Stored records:
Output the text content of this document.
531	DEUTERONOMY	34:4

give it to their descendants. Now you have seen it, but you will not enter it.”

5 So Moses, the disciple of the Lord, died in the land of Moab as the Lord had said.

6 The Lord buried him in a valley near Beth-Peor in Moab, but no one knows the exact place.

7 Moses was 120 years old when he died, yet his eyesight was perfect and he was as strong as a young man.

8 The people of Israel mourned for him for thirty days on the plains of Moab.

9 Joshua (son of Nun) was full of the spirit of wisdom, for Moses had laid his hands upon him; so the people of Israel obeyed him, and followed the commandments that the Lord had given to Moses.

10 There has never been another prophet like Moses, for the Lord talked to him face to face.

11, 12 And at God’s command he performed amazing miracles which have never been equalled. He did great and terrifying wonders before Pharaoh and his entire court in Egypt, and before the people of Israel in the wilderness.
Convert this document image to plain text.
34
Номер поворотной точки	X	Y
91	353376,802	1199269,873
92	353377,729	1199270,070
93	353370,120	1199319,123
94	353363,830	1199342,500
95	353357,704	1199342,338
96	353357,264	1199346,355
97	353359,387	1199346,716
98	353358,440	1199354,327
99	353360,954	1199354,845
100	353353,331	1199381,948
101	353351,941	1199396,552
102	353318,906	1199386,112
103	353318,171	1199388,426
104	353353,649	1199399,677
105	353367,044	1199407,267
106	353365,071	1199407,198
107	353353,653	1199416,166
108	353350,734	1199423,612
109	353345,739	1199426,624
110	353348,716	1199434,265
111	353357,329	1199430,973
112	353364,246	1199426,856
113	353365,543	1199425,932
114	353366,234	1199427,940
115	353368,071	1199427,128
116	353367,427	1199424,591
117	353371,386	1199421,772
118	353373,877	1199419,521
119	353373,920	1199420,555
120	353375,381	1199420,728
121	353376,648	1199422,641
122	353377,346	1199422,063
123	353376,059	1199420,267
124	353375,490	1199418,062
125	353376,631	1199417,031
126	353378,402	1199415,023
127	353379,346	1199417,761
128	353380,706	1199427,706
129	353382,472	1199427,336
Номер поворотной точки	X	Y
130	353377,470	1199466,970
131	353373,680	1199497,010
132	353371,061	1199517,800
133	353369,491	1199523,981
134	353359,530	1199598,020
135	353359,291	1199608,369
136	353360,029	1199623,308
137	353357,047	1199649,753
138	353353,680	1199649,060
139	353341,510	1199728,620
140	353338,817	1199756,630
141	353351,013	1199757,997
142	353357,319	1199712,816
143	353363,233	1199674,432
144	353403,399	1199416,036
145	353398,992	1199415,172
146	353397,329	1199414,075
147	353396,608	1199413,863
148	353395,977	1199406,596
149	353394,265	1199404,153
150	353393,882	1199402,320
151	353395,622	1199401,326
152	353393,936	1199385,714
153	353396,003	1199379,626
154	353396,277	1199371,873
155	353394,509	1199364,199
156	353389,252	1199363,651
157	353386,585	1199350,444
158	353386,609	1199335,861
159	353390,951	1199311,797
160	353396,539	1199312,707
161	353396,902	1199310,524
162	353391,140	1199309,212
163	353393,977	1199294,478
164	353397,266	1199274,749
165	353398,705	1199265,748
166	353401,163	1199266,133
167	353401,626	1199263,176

» What needs to be done
Search the data above for the word "this", then gather each line in which it appears.

» Answer
Output the text content of this document.
Convert this document image to plain text.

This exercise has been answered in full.